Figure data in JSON
• • •
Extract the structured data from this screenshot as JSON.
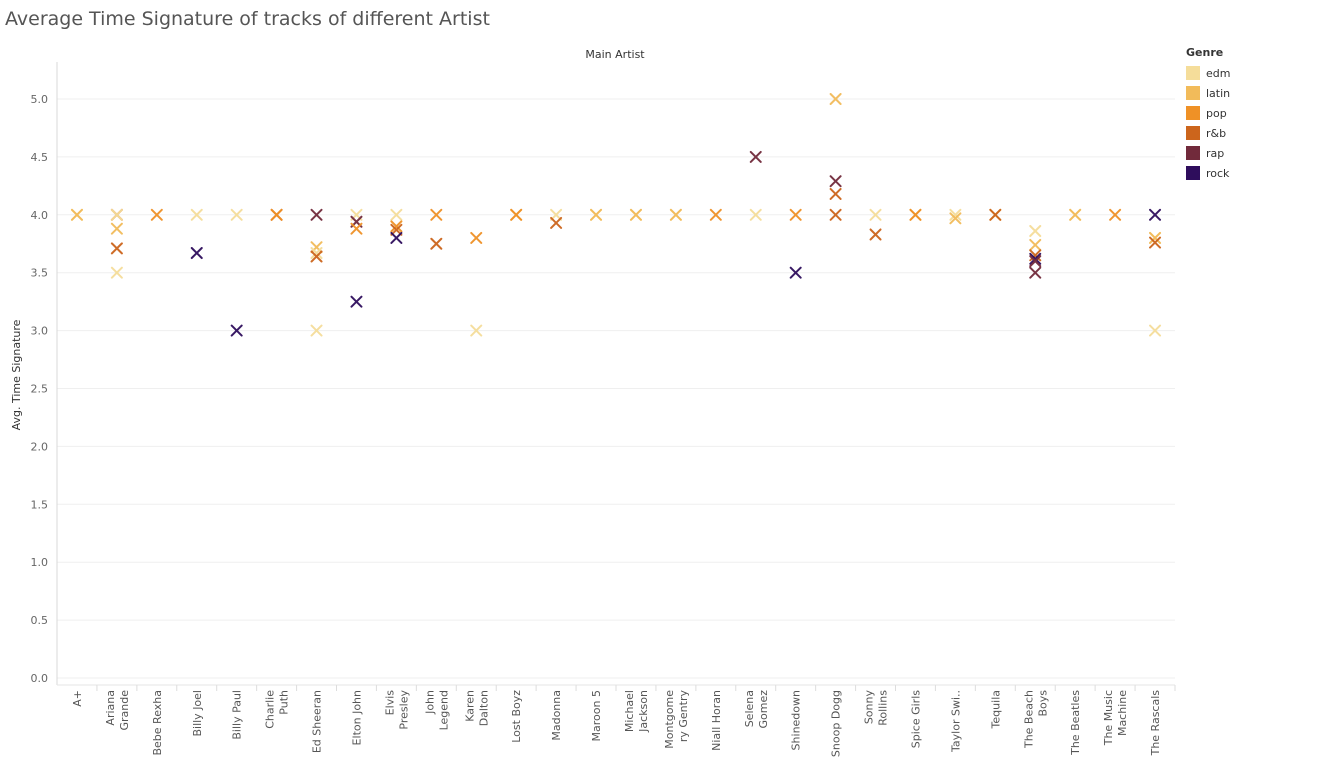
{
  "chart_data": {
    "type": "scatter",
    "title": "Average Time Signature of tracks of different Artist",
    "column_header": "Main Artist",
    "ylabel": "Avg. Time Signature",
    "ylim": [
      0,
      5.3
    ],
    "yticks": [
      "0.0",
      "0.5",
      "1.0",
      "1.5",
      "2.0",
      "2.5",
      "3.0",
      "3.5",
      "4.0",
      "4.5",
      "5.0"
    ],
    "marker": "x",
    "grid": true,
    "legend": {
      "title": "Genre",
      "placement": "right"
    },
    "genres": [
      {
        "name": "edm",
        "color": "#f5dd9a"
      },
      {
        "name": "latin",
        "color": "#f2bb5a"
      },
      {
        "name": "pop",
        "color": "#ef9126"
      },
      {
        "name": "r&b",
        "color": "#cc651c"
      },
      {
        "name": "rap",
        "color": "#712a3b"
      },
      {
        "name": "rock",
        "color": "#2e0d5c"
      }
    ],
    "artists": [
      {
        "lines": [
          "A+"
        ]
      },
      {
        "lines": [
          "Ariana",
          "Grande"
        ]
      },
      {
        "lines": [
          "Bebe Rexha"
        ]
      },
      {
        "lines": [
          "Billy Joel"
        ]
      },
      {
        "lines": [
          "Billy Paul"
        ]
      },
      {
        "lines": [
          "Charlie",
          "Puth"
        ]
      },
      {
        "lines": [
          "Ed Sheeran"
        ]
      },
      {
        "lines": [
          "Elton John"
        ]
      },
      {
        "lines": [
          "Elvis",
          "Presley"
        ]
      },
      {
        "lines": [
          "John",
          "Legend"
        ]
      },
      {
        "lines": [
          "Karen",
          "Dalton"
        ]
      },
      {
        "lines": [
          "Lost Boyz"
        ]
      },
      {
        "lines": [
          "Madonna"
        ]
      },
      {
        "lines": [
          "Maroon 5"
        ]
      },
      {
        "lines": [
          "Michael",
          "Jackson"
        ]
      },
      {
        "lines": [
          "Montgome",
          "ry Gentry"
        ]
      },
      {
        "lines": [
          "Niall Horan"
        ]
      },
      {
        "lines": [
          "Selena",
          "Gomez"
        ]
      },
      {
        "lines": [
          "Shinedown"
        ]
      },
      {
        "lines": [
          "Snoop Dogg"
        ]
      },
      {
        "lines": [
          "Sonny",
          "Rollins"
        ]
      },
      {
        "lines": [
          "Spice Girls"
        ]
      },
      {
        "lines": [
          "Taylor Swi.."
        ]
      },
      {
        "lines": [
          "Tequila"
        ]
      },
      {
        "lines": [
          "The Beach",
          "Boys"
        ]
      },
      {
        "lines": [
          "The Beatles"
        ]
      },
      {
        "lines": [
          "The Music",
          "Machine"
        ]
      },
      {
        "lines": [
          "The Rascals"
        ]
      }
    ],
    "points": [
      {
        "artist": 0,
        "genre": "edm",
        "y": 4.0
      },
      {
        "artist": 0,
        "genre": "latin",
        "y": 4.0
      },
      {
        "artist": 1,
        "genre": "edm",
        "y": 3.5
      },
      {
        "artist": 1,
        "genre": "latin",
        "y": 3.88
      },
      {
        "artist": 1,
        "genre": "r&b",
        "y": 3.71
      },
      {
        "artist": 1,
        "genre": "r&b",
        "y": 4.0
      },
      {
        "artist": 1,
        "genre": "edm",
        "y": 4.0
      },
      {
        "artist": 2,
        "genre": "pop",
        "y": 4.0
      },
      {
        "artist": 3,
        "genre": "edm",
        "y": 4.0
      },
      {
        "artist": 3,
        "genre": "rock",
        "y": 3.67
      },
      {
        "artist": 4,
        "genre": "edm",
        "y": 4.0
      },
      {
        "artist": 4,
        "genre": "rock",
        "y": 3.0
      },
      {
        "artist": 5,
        "genre": "r&b",
        "y": 4.0
      },
      {
        "artist": 5,
        "genre": "pop",
        "y": 4.0
      },
      {
        "artist": 6,
        "genre": "rap",
        "y": 4.0
      },
      {
        "artist": 6,
        "genre": "latin",
        "y": 3.72
      },
      {
        "artist": 6,
        "genre": "edm",
        "y": 3.67
      },
      {
        "artist": 6,
        "genre": "r&b",
        "y": 3.64
      },
      {
        "artist": 6,
        "genre": "edm",
        "y": 3.0
      },
      {
        "artist": 7,
        "genre": "edm",
        "y": 4.0
      },
      {
        "artist": 7,
        "genre": "rap",
        "y": 3.94
      },
      {
        "artist": 7,
        "genre": "pop",
        "y": 3.88
      },
      {
        "artist": 7,
        "genre": "rock",
        "y": 3.25
      },
      {
        "artist": 8,
        "genre": "edm",
        "y": 4.0
      },
      {
        "artist": 8,
        "genre": "pop",
        "y": 3.9
      },
      {
        "artist": 8,
        "genre": "r&b",
        "y": 3.87
      },
      {
        "artist": 8,
        "genre": "rock",
        "y": 3.8
      },
      {
        "artist": 9,
        "genre": "pop",
        "y": 4.0
      },
      {
        "artist": 9,
        "genre": "r&b",
        "y": 3.75
      },
      {
        "artist": 10,
        "genre": "pop",
        "y": 3.8
      },
      {
        "artist": 10,
        "genre": "edm",
        "y": 3.0
      },
      {
        "artist": 11,
        "genre": "latin",
        "y": 4.0
      },
      {
        "artist": 11,
        "genre": "pop",
        "y": 4.0
      },
      {
        "artist": 12,
        "genre": "edm",
        "y": 4.0
      },
      {
        "artist": 12,
        "genre": "r&b",
        "y": 3.93
      },
      {
        "artist": 13,
        "genre": "edm",
        "y": 4.0
      },
      {
        "artist": 13,
        "genre": "latin",
        "y": 4.0
      },
      {
        "artist": 14,
        "genre": "edm",
        "y": 4.0
      },
      {
        "artist": 14,
        "genre": "latin",
        "y": 4.0
      },
      {
        "artist": 15,
        "genre": "edm",
        "y": 4.0
      },
      {
        "artist": 15,
        "genre": "latin",
        "y": 4.0
      },
      {
        "artist": 16,
        "genre": "pop",
        "y": 4.0
      },
      {
        "artist": 17,
        "genre": "edm",
        "y": 4.0
      },
      {
        "artist": 17,
        "genre": "rap",
        "y": 4.5
      },
      {
        "artist": 18,
        "genre": "pop",
        "y": 4.0
      },
      {
        "artist": 18,
        "genre": "rock",
        "y": 3.5
      },
      {
        "artist": 19,
        "genre": "latin",
        "y": 5.0
      },
      {
        "artist": 19,
        "genre": "rap",
        "y": 4.29
      },
      {
        "artist": 19,
        "genre": "r&b",
        "y": 4.18
      },
      {
        "artist": 19,
        "genre": "r&b",
        "y": 4.0
      },
      {
        "artist": 20,
        "genre": "edm",
        "y": 4.0
      },
      {
        "artist": 20,
        "genre": "r&b",
        "y": 3.83
      },
      {
        "artist": 21,
        "genre": "latin",
        "y": 4.0
      },
      {
        "artist": 21,
        "genre": "pop",
        "y": 4.0
      },
      {
        "artist": 22,
        "genre": "edm",
        "y": 4.0
      },
      {
        "artist": 22,
        "genre": "latin",
        "y": 3.97
      },
      {
        "artist": 23,
        "genre": "latin",
        "y": 4.0
      },
      {
        "artist": 23,
        "genre": "r&b",
        "y": 4.0
      },
      {
        "artist": 24,
        "genre": "edm",
        "y": 3.86
      },
      {
        "artist": 24,
        "genre": "latin",
        "y": 3.74
      },
      {
        "artist": 24,
        "genre": "r&b",
        "y": 3.65
      },
      {
        "artist": 24,
        "genre": "rock",
        "y": 3.62
      },
      {
        "artist": 24,
        "genre": "rap",
        "y": 3.6
      },
      {
        "artist": 24,
        "genre": "rap",
        "y": 3.5
      },
      {
        "artist": 25,
        "genre": "edm",
        "y": 4.0
      },
      {
        "artist": 25,
        "genre": "latin",
        "y": 4.0
      },
      {
        "artist": 26,
        "genre": "pop",
        "y": 4.0
      },
      {
        "artist": 27,
        "genre": "rock",
        "y": 4.0
      },
      {
        "artist": 27,
        "genre": "edm",
        "y": 3.8
      },
      {
        "artist": 27,
        "genre": "latin",
        "y": 3.8
      },
      {
        "artist": 27,
        "genre": "r&b",
        "y": 3.76
      },
      {
        "artist": 27,
        "genre": "edm",
        "y": 3.0
      }
    ]
  }
}
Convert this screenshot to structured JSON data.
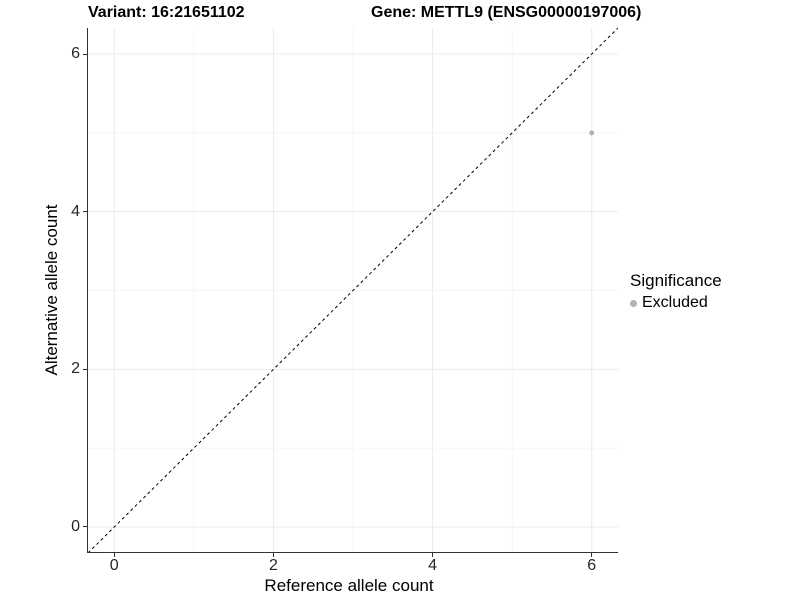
{
  "header": {
    "left_title": "Variant: 16:21651102",
    "right_title": "Gene: METTL9 (ENSG00000197006)"
  },
  "axes": {
    "x_label": "Reference allele count",
    "y_label": "Alternative allele count"
  },
  "legend": {
    "title": "Significance",
    "items": [
      {
        "label": "Excluded",
        "color": "#b3b3b3"
      }
    ]
  },
  "chart_data": {
    "type": "scatter",
    "title": "Variant: 16:21651102 — Gene: METTL9 (ENSG00000197006)",
    "xlabel": "Reference allele count",
    "ylabel": "Alternative allele count",
    "xlim": [
      -0.33,
      6.33
    ],
    "ylim": [
      -0.33,
      6.33
    ],
    "x_ticks": [
      0,
      2,
      4,
      6
    ],
    "y_ticks": [
      0,
      2,
      4,
      6
    ],
    "x_minor_ticks": [
      1,
      3,
      5
    ],
    "y_minor_ticks": [
      1,
      3,
      5
    ],
    "grid": true,
    "legend_position": "right",
    "series": [
      {
        "name": "Excluded",
        "color": "#b3b3b3",
        "points": [
          {
            "x": 6,
            "y": 5
          }
        ]
      }
    ],
    "reference_line": {
      "type": "identity",
      "equation": "y = x",
      "style": "dashed",
      "color": "#000000"
    },
    "colors": {
      "grid_major": "#ebebeb",
      "grid_minor": "#f5f5f5",
      "axis": "#333333",
      "point": "#b3b3b3"
    }
  }
}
• • •
- Directions for this task -
Write the number of lines containing the word "screenshot" and nothing besides it.

- Answer for the task -
2